What is asked
Identify the lines that contain the word "Metric" and copy each one.

(Dataset rows)
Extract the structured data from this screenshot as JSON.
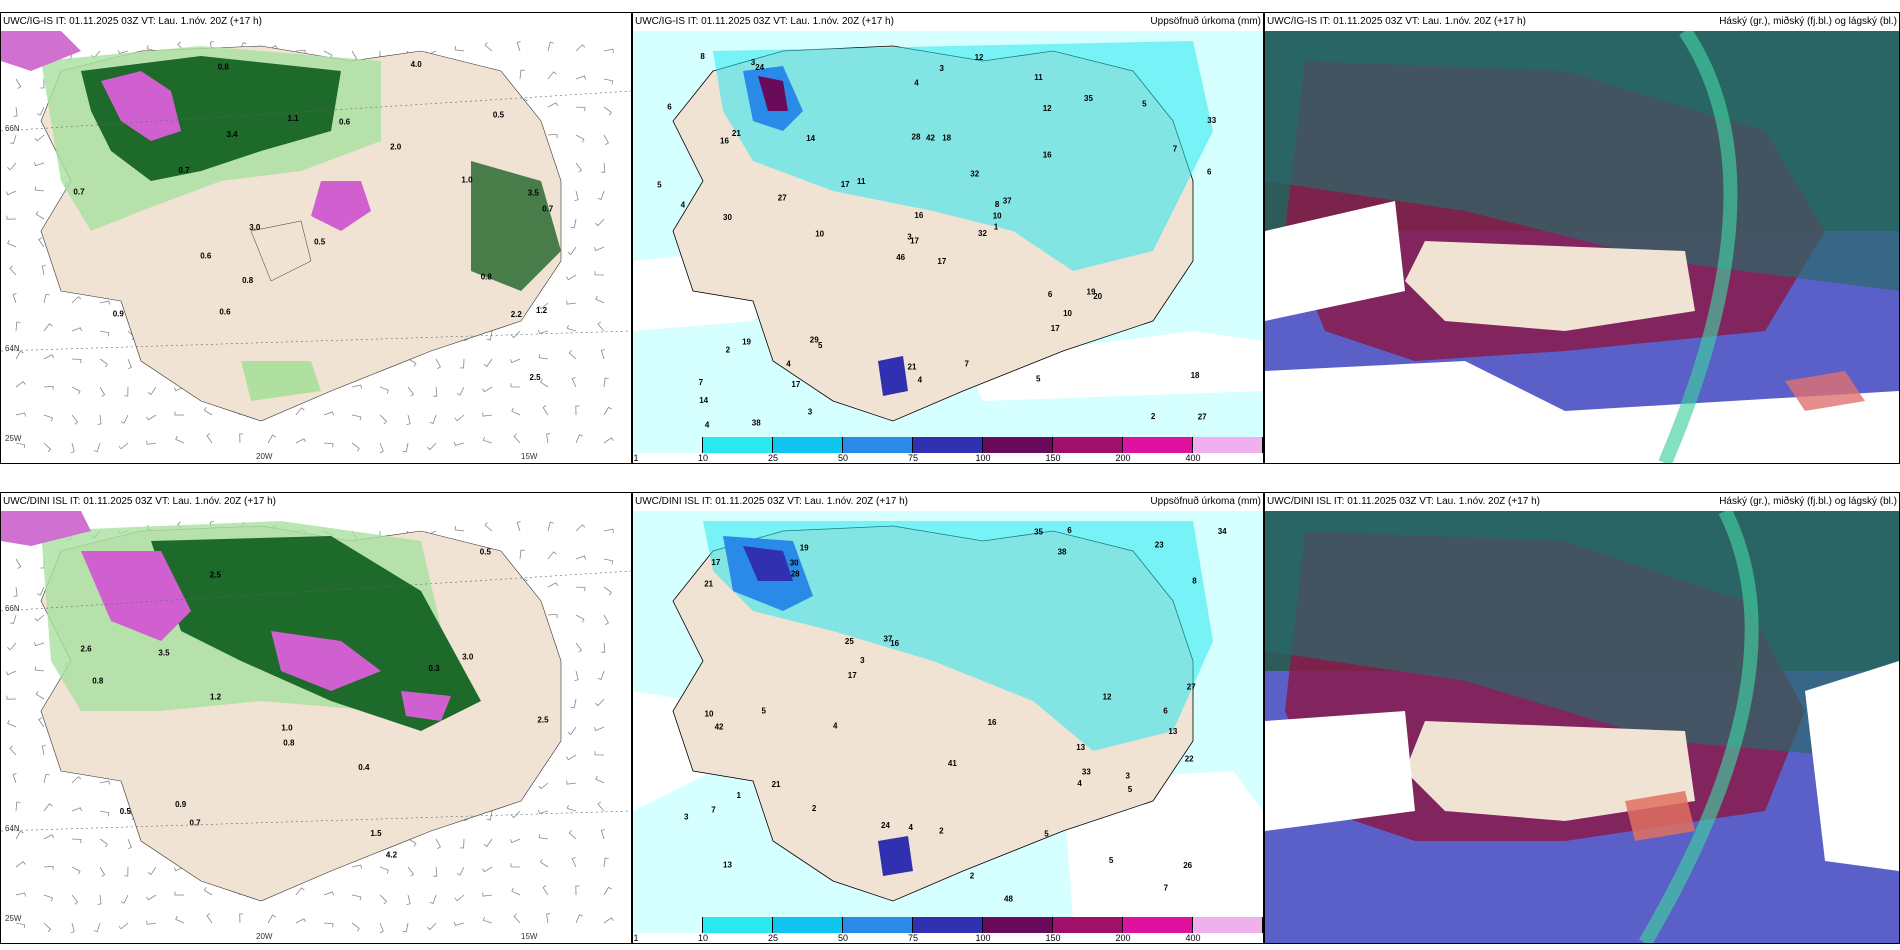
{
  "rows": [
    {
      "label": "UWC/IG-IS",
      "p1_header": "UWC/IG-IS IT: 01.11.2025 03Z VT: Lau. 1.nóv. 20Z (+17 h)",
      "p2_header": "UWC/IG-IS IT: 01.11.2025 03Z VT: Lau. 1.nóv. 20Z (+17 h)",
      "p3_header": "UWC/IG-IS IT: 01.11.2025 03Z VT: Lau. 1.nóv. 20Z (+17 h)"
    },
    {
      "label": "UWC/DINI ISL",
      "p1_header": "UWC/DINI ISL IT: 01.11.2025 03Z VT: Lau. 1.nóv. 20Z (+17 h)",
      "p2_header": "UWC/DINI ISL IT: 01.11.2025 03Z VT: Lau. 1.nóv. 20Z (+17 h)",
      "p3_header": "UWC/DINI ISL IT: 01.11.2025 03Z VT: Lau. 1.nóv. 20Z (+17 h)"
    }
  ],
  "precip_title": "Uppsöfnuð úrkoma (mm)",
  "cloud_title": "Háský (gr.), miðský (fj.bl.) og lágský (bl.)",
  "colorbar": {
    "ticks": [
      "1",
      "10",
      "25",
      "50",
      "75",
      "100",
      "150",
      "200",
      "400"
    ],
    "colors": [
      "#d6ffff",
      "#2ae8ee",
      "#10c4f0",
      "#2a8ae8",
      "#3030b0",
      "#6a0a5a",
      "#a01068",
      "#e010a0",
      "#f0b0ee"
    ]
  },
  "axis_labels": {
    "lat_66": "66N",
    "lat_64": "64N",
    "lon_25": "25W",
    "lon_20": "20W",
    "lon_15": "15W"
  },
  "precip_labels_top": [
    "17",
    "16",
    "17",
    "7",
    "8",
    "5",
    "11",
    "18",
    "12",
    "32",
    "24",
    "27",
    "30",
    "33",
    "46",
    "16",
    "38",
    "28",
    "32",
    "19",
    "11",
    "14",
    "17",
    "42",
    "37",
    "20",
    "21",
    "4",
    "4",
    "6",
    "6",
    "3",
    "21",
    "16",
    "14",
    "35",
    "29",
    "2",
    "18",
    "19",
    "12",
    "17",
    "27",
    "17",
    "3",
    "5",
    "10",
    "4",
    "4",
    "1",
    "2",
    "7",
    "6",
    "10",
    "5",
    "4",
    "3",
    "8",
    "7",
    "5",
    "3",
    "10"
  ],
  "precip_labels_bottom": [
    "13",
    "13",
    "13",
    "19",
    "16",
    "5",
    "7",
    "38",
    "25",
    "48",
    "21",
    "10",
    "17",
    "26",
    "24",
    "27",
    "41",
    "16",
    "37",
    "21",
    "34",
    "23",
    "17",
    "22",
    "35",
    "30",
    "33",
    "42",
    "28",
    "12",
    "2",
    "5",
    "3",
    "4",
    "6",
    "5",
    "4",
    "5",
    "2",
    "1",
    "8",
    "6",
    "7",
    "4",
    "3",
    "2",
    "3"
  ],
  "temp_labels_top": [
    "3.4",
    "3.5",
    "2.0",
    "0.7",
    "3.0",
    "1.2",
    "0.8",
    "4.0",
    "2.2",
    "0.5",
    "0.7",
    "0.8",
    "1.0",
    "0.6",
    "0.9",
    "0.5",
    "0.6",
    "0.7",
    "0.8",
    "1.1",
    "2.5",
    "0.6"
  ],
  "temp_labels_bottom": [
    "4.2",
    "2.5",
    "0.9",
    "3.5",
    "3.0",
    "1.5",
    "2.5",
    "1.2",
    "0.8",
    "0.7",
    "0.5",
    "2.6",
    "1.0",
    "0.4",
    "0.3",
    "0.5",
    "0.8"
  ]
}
==
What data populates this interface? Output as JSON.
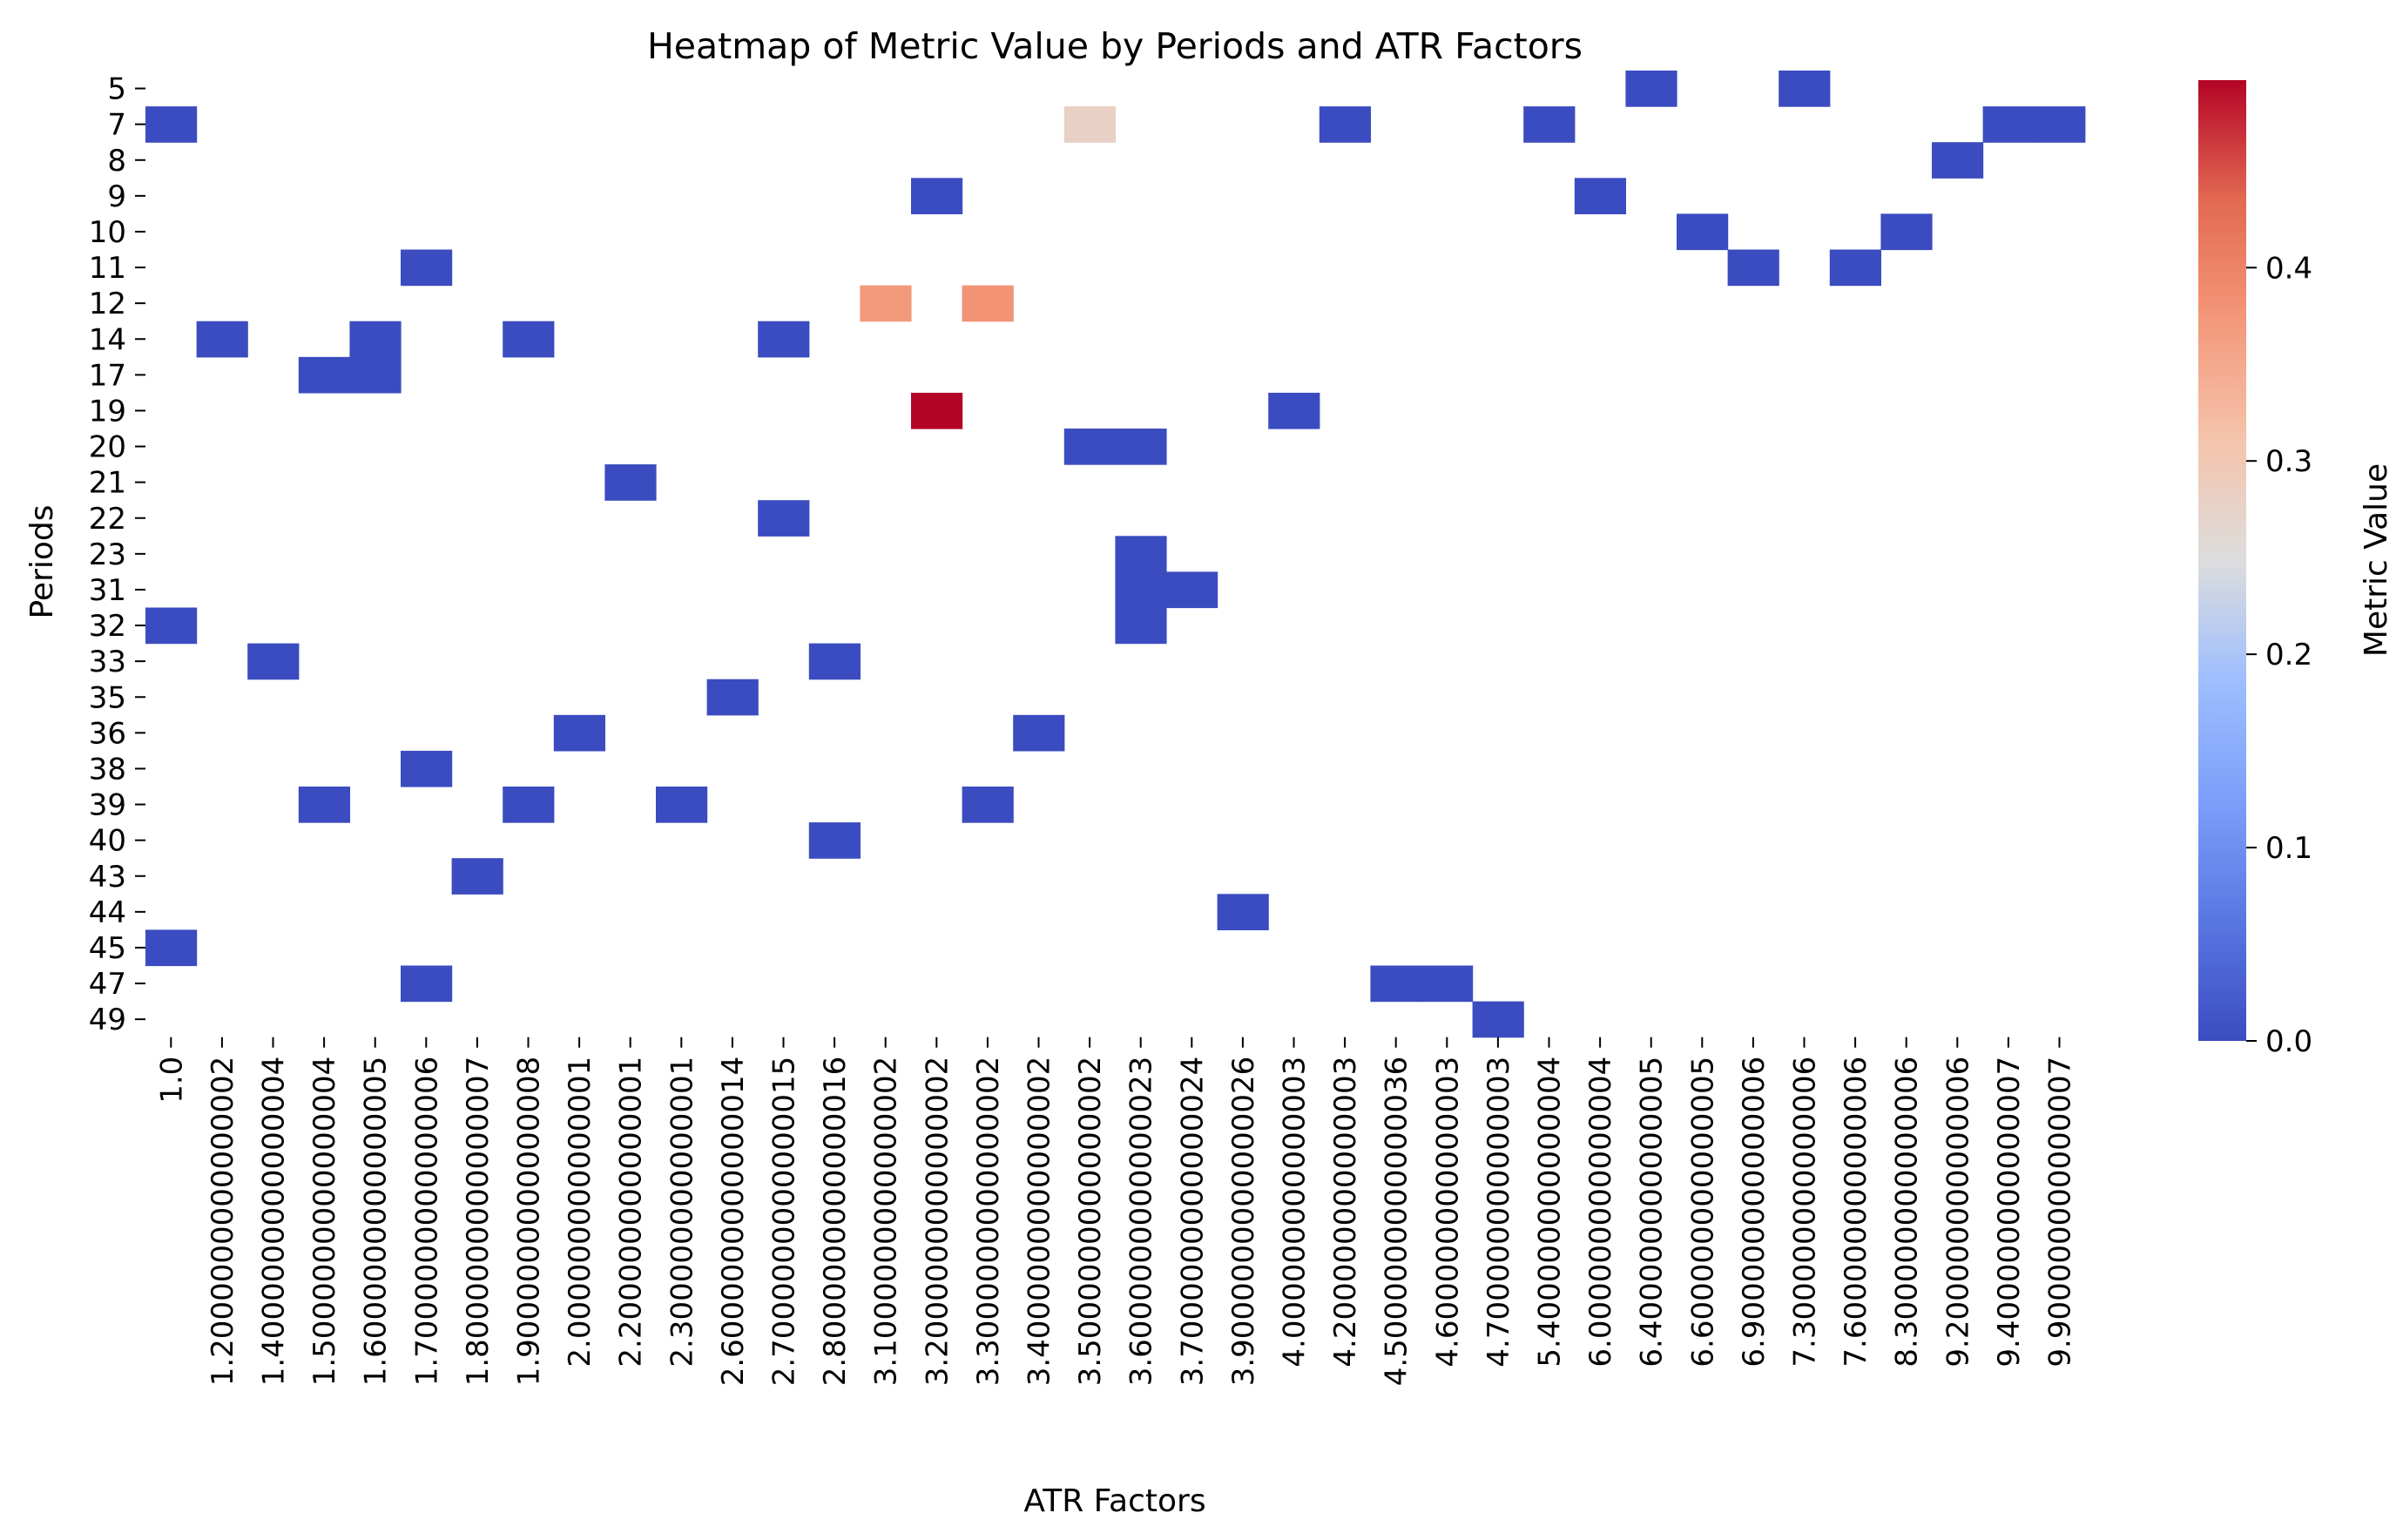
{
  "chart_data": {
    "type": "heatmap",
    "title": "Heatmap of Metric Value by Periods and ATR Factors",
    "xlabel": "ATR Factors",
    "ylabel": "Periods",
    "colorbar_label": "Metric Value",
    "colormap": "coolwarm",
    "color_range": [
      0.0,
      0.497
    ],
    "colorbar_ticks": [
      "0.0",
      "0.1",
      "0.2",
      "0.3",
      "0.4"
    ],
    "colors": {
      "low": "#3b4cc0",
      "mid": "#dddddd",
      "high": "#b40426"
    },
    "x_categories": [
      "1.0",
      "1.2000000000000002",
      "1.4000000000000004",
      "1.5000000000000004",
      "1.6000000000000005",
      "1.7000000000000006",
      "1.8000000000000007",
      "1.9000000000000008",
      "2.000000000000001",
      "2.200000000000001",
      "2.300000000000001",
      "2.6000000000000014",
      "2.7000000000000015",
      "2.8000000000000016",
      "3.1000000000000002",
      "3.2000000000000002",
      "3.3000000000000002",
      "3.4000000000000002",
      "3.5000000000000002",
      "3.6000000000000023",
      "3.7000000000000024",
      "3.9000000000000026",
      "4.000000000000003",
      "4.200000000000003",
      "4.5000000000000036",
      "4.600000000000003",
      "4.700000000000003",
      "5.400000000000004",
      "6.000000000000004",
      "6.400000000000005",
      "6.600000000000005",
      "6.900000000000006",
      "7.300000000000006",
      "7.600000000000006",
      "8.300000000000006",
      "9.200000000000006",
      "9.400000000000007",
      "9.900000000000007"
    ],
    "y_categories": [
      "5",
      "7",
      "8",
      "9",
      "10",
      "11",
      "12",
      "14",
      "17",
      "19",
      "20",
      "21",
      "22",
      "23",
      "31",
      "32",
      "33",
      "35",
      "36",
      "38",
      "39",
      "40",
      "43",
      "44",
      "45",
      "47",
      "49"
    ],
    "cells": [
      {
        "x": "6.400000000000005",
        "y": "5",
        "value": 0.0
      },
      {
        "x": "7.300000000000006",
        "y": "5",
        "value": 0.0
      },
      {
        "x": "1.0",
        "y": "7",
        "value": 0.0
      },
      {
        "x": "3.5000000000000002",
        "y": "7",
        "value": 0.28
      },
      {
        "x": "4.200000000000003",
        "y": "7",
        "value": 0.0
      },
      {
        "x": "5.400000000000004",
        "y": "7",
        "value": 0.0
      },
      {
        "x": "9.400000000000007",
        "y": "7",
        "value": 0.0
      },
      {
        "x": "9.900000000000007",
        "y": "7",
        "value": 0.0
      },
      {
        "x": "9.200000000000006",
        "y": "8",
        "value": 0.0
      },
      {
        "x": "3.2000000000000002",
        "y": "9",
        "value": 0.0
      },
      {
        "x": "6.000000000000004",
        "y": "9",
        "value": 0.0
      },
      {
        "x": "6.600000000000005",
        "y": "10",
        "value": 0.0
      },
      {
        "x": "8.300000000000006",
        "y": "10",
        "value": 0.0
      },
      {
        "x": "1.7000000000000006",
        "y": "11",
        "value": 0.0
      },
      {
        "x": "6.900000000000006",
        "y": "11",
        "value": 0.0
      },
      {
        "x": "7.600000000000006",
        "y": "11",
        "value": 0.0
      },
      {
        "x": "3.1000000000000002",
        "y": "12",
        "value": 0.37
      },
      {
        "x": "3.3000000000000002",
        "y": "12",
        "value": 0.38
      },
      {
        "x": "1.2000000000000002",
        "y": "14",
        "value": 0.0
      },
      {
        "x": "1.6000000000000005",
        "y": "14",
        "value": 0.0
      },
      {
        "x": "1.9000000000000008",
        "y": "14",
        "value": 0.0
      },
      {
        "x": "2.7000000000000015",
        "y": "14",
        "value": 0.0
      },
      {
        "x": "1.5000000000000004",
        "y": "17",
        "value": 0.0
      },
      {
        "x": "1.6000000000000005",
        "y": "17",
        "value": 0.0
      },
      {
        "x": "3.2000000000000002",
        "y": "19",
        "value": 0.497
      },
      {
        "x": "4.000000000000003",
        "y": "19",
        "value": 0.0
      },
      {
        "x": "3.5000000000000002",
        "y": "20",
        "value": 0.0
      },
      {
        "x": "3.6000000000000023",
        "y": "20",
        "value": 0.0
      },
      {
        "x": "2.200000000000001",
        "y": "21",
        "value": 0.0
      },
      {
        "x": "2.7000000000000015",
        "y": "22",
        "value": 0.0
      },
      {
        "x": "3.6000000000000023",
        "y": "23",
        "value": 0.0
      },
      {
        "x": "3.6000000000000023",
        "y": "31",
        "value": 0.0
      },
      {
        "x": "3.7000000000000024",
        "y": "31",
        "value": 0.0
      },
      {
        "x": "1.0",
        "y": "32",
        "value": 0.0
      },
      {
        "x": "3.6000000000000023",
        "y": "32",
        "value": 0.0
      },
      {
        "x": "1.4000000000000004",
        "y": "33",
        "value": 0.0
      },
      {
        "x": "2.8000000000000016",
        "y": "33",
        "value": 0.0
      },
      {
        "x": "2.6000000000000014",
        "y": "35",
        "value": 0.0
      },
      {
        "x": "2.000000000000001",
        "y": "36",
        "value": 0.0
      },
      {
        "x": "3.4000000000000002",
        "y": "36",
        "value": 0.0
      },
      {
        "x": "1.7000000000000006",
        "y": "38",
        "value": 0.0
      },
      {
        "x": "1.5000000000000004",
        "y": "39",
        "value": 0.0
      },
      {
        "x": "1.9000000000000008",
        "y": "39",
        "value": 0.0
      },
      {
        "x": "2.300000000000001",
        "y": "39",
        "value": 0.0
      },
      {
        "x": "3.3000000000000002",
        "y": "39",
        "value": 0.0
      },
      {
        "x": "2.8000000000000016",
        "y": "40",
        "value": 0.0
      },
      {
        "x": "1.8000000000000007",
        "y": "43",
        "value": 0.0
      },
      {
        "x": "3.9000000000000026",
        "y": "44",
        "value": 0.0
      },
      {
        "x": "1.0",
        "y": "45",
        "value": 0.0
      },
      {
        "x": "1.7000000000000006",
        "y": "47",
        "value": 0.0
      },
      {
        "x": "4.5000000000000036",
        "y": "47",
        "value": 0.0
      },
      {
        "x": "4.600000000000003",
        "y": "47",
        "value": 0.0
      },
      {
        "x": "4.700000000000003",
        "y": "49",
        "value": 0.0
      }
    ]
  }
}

The result
    "title": "Heatmap of Metric Value by Periods and ATR Factors",
    "colorbar_label": "Metric Value",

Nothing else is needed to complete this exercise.